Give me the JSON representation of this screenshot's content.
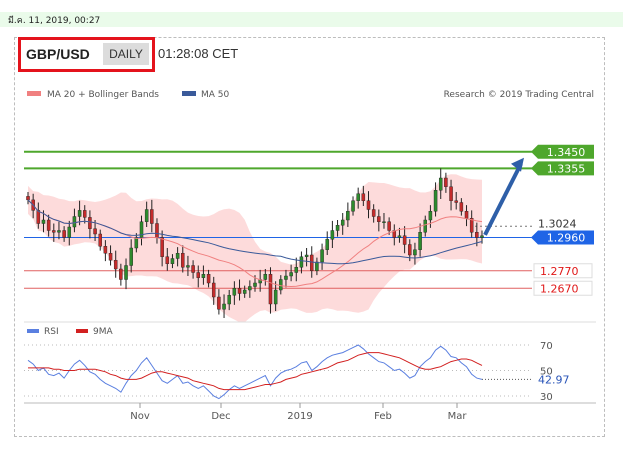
{
  "header": {
    "datetime": "มี.ค. 11, 2019, 00:27",
    "pair": "GBP/USD",
    "timeframe": "DAILY",
    "time": "01:28:08 CET"
  },
  "legend": {
    "ma20": "MA 20 + Bollinger Bands",
    "ma50": "MA 50",
    "credit": "Research © 2019 Trading Central"
  },
  "rsi_legend": {
    "rsi": "RSI",
    "ma9": "9MA"
  },
  "colors": {
    "resistance": "#4ea72c",
    "current": "#1f64e6",
    "support": "#e06060",
    "bollinger_band": "#fcd2d2",
    "ma20": "#f08080",
    "ma50": "#3a5a9a",
    "arrow": "#2e5fa8",
    "rsi": "#5a7fe0",
    "rsi_ma": "#d22020"
  },
  "chart_data": [
    {
      "type": "candlestick",
      "x_labels": [
        "Nov",
        "Dec",
        "2019",
        "Feb",
        "Mar"
      ],
      "ylim": [
        1.25,
        1.37
      ],
      "levels": [
        {
          "value": 1.345,
          "label": "1.3450",
          "kind": "resistance"
        },
        {
          "value": 1.3355,
          "label": "1.3355",
          "kind": "resistance"
        },
        {
          "value": 1.3024,
          "label": "1.3024",
          "kind": "reference"
        },
        {
          "value": 1.296,
          "label": "1.2960",
          "kind": "current"
        },
        {
          "value": 1.277,
          "label": "1.2770",
          "kind": "support"
        },
        {
          "value": 1.267,
          "label": "1.2670",
          "kind": "support"
        }
      ],
      "projection": {
        "from_value": 1.2975,
        "to_value": 1.345
      },
      "series": [
        {
          "name": "MA 20 + Bollinger Bands"
        },
        {
          "name": "MA 50"
        }
      ],
      "close": [
        1.3175,
        1.3115,
        1.304,
        1.306,
        1.3,
        1.299,
        1.3,
        1.296,
        1.302,
        1.308,
        1.3115,
        1.3075,
        1.301,
        1.298,
        1.291,
        1.287,
        1.283,
        1.278,
        1.272,
        1.28,
        1.29,
        1.296,
        1.305,
        1.312,
        1.304,
        1.296,
        1.285,
        1.281,
        1.284,
        1.287,
        1.279,
        1.28,
        1.276,
        1.273,
        1.275,
        1.27,
        1.262,
        1.255,
        1.258,
        1.263,
        1.267,
        1.264,
        1.266,
        1.268,
        1.27,
        1.272,
        1.275,
        1.258,
        1.266,
        1.272,
        1.274,
        1.276,
        1.279,
        1.285,
        1.286,
        1.277,
        1.282,
        1.289,
        1.295,
        1.3,
        1.303,
        1.306,
        1.311,
        1.317,
        1.321,
        1.317,
        1.312,
        1.308,
        1.305,
        1.305,
        1.3,
        1.296,
        1.297,
        1.292,
        1.286,
        1.289,
        1.299,
        1.306,
        1.311,
        1.323,
        1.33,
        1.325,
        1.317,
        1.316,
        1.311,
        1.307,
        1.299,
        1.296,
        1.297
      ]
    },
    {
      "type": "line",
      "title": "RSI",
      "ylim": [
        30,
        70
      ],
      "y_ticks": [
        70,
        50,
        30
      ],
      "current_label": "42.97",
      "series": [
        {
          "name": "RSI",
          "values": [
            58,
            55,
            50,
            52,
            47,
            46,
            48,
            44,
            50,
            55,
            58,
            54,
            49,
            47,
            43,
            40,
            38,
            36,
            33,
            40,
            46,
            50,
            56,
            60,
            54,
            48,
            42,
            40,
            43,
            46,
            40,
            41,
            38,
            36,
            38,
            34,
            30,
            28,
            31,
            35,
            38,
            36,
            38,
            40,
            42,
            44,
            46,
            38,
            44,
            48,
            50,
            51,
            53,
            56,
            57,
            50,
            53,
            57,
            60,
            62,
            63,
            64,
            66,
            68,
            70,
            67,
            63,
            60,
            57,
            56,
            53,
            50,
            51,
            48,
            44,
            46,
            53,
            57,
            60,
            66,
            69,
            66,
            61,
            60,
            56,
            53,
            47,
            44,
            43
          ]
        },
        {
          "name": "9MA",
          "values": [
            52,
            52,
            52,
            52,
            52,
            51,
            51,
            50,
            50,
            50,
            51,
            51,
            51,
            51,
            50,
            49,
            47,
            46,
            44,
            43,
            43,
            43,
            44,
            46,
            48,
            49,
            49,
            48,
            47,
            46,
            45,
            44,
            42,
            41,
            40,
            39,
            38,
            36,
            35,
            35,
            35,
            35,
            35,
            36,
            37,
            38,
            39,
            39,
            40,
            41,
            43,
            44,
            45,
            47,
            48,
            49,
            50,
            51,
            52,
            54,
            56,
            57,
            58,
            60,
            62,
            63,
            64,
            64,
            64,
            63,
            62,
            61,
            60,
            58,
            56,
            54,
            52,
            51,
            51,
            52,
            53,
            55,
            57,
            58,
            59,
            59,
            58,
            56,
            54
          ]
        }
      ]
    }
  ]
}
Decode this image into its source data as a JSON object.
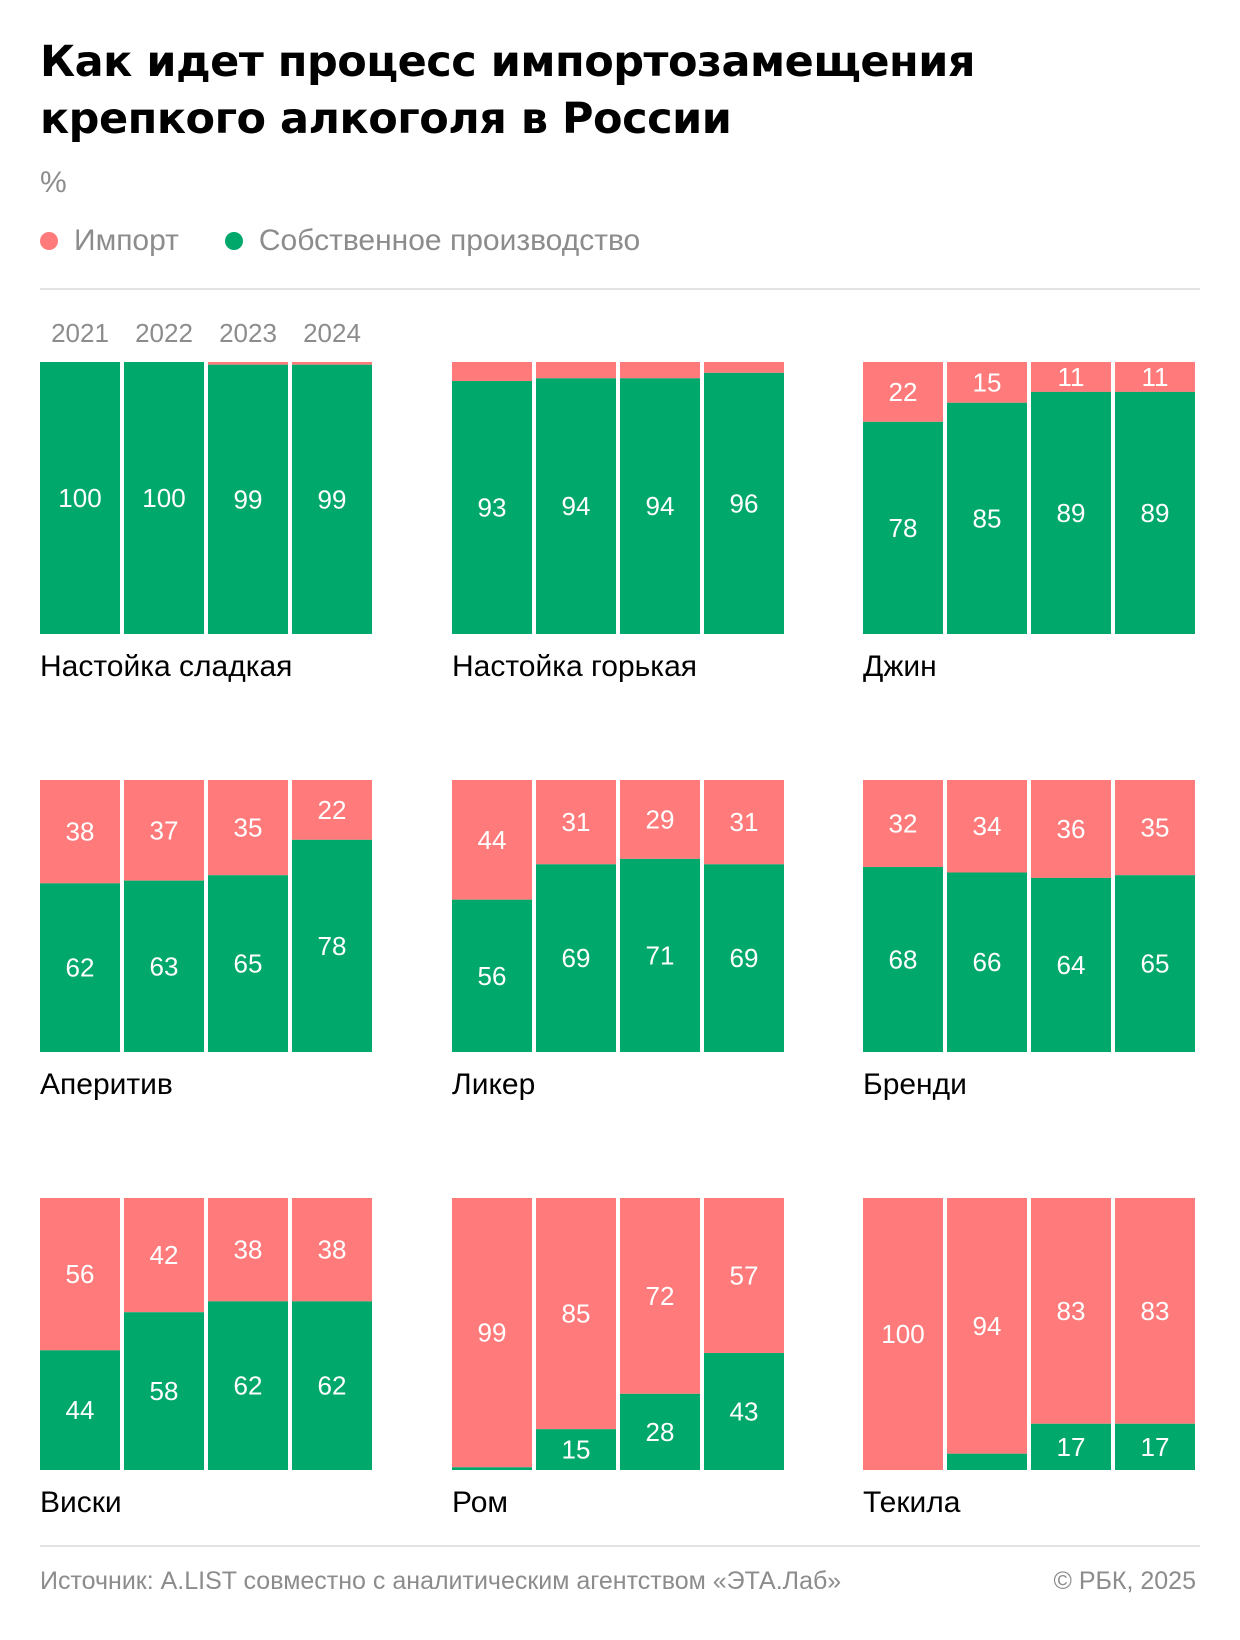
{
  "title": "Как идет процесс импортозамещения крепкого алкоголя в России",
  "unit": "%",
  "legend": [
    {
      "label": "Импорт",
      "color": "#ff7a7a"
    },
    {
      "label": "Собственное производство",
      "color": "#00a86b"
    }
  ],
  "years": [
    "2021",
    "2022",
    "2023",
    "2024"
  ],
  "source": "Источник: A.LIST совместно с аналитическим агентством «ЭТА.Лаб»",
  "copyright": "© РБК, 2025",
  "chart_data": {
    "type": "bar",
    "stacked": true,
    "normalized_percent": true,
    "categories": [
      "2021",
      "2022",
      "2023",
      "2024"
    ],
    "colors": {
      "import": "#ff7a7a",
      "own": "#00a86b"
    },
    "panels": [
      {
        "name": "Настойка сладкая",
        "import": [
          0,
          0,
          1,
          1
        ],
        "own": [
          100,
          100,
          99,
          99
        ],
        "import_labels": [
          "",
          "",
          "",
          ""
        ],
        "own_labels": [
          "100",
          "100",
          "99",
          "99"
        ]
      },
      {
        "name": "Настойка горькая",
        "import": [
          7,
          6,
          6,
          4
        ],
        "own": [
          93,
          94,
          94,
          96
        ],
        "import_labels": [
          "",
          "",
          "",
          ""
        ],
        "own_labels": [
          "93",
          "94",
          "94",
          "96"
        ]
      },
      {
        "name": "Джин",
        "import": [
          22,
          15,
          11,
          11
        ],
        "own": [
          78,
          85,
          89,
          89
        ],
        "import_labels": [
          "22",
          "15",
          "11",
          "11"
        ],
        "own_labels": [
          "78",
          "85",
          "89",
          "89"
        ]
      },
      {
        "name": "Аперитив",
        "import": [
          38,
          37,
          35,
          22
        ],
        "own": [
          62,
          63,
          65,
          78
        ],
        "import_labels": [
          "38",
          "37",
          "35",
          "22"
        ],
        "own_labels": [
          "62",
          "63",
          "65",
          "78"
        ]
      },
      {
        "name": "Ликер",
        "import": [
          44,
          31,
          29,
          31
        ],
        "own": [
          56,
          69,
          71,
          69
        ],
        "import_labels": [
          "44",
          "31",
          "29",
          "31"
        ],
        "own_labels": [
          "56",
          "69",
          "71",
          "69"
        ]
      },
      {
        "name": "Бренди",
        "import": [
          32,
          34,
          36,
          35
        ],
        "own": [
          68,
          66,
          64,
          65
        ],
        "import_labels": [
          "32",
          "34",
          "36",
          "35"
        ],
        "own_labels": [
          "68",
          "66",
          "64",
          "65"
        ]
      },
      {
        "name": "Виски",
        "import": [
          56,
          42,
          38,
          38
        ],
        "own": [
          44,
          58,
          62,
          62
        ],
        "import_labels": [
          "56",
          "42",
          "38",
          "38"
        ],
        "own_labels": [
          "44",
          "58",
          "62",
          "62"
        ]
      },
      {
        "name": "Ром",
        "import": [
          99,
          85,
          72,
          57
        ],
        "own": [
          1,
          15,
          28,
          43
        ],
        "import_labels": [
          "99",
          "85",
          "72",
          "57"
        ],
        "own_labels": [
          "",
          "15",
          "28",
          "43"
        ]
      },
      {
        "name": "Текила",
        "import": [
          100,
          94,
          83,
          83
        ],
        "own": [
          0,
          6,
          17,
          17
        ],
        "import_labels": [
          "100",
          "94",
          "83",
          "83"
        ],
        "own_labels": [
          "",
          "",
          "17",
          "17"
        ]
      }
    ]
  }
}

____

# [WHAT TO PRODUCE]
Show, from the listing above, each line that contains the word "this".

# [CORRECT ANSWER]
Give me the JSON representation of this screenshot's content.
Decode this image into its source data as a JSON object.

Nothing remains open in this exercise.